### Exercise directions
Return each line that holds the word "عثمان".

═════ Dataset records ═════

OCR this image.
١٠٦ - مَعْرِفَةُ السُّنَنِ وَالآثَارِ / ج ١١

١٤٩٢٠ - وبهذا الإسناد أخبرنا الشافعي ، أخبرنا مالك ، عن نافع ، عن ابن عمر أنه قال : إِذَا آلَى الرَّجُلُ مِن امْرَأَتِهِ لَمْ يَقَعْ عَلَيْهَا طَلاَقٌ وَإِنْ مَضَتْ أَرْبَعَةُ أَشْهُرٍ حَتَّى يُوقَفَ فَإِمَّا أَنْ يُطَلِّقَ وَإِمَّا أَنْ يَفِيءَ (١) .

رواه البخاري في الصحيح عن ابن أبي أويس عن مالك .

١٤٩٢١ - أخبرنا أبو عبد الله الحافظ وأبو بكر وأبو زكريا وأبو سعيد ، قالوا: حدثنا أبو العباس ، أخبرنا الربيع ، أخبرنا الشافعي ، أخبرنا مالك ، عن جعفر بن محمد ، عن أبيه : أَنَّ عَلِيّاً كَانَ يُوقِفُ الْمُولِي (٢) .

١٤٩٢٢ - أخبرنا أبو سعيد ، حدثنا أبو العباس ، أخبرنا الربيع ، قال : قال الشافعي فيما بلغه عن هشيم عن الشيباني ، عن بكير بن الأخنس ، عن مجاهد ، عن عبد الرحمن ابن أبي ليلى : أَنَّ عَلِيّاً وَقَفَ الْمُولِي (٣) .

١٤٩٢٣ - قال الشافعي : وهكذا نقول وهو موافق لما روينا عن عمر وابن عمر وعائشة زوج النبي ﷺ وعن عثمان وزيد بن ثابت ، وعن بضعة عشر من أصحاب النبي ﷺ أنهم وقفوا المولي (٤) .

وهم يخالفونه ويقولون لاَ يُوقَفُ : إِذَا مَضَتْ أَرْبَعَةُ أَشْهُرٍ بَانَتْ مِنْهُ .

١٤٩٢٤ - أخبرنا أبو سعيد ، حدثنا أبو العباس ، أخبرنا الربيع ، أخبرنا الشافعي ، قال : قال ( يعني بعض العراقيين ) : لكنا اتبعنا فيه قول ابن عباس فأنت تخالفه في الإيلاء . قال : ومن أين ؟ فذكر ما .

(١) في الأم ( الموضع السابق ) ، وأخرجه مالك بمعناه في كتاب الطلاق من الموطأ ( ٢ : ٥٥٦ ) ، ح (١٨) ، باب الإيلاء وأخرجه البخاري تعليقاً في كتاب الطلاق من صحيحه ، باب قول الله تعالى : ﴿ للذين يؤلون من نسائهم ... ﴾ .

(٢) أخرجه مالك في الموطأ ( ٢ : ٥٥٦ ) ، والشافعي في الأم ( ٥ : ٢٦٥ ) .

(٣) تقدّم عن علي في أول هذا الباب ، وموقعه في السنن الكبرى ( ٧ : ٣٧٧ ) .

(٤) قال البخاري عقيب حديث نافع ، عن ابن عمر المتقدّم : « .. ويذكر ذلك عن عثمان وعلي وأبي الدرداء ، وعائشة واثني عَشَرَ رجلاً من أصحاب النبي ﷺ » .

═════

### Solution to the problem
١٤٩٢٣ - قال الشافعي : وهكذا نقول وهو موافق لما روينا عن عمر وابن عمر وعائشة زوج النبي ﷺ وعن عثمان وزيد بن ثابت ، وعن بضعة عشر من أصحاب النبي ﷺ أنهم وقفوا المولي (٤) .
(٤) قال البخاري عقيب حديث نافع ، عن ابن عمر المتقدّم : « .. ويذكر ذلك عن عثمان وعلي وأبي الدرداء ، وعائشة واثني عَشَرَ رجلاً من أصحاب النبي ﷺ » .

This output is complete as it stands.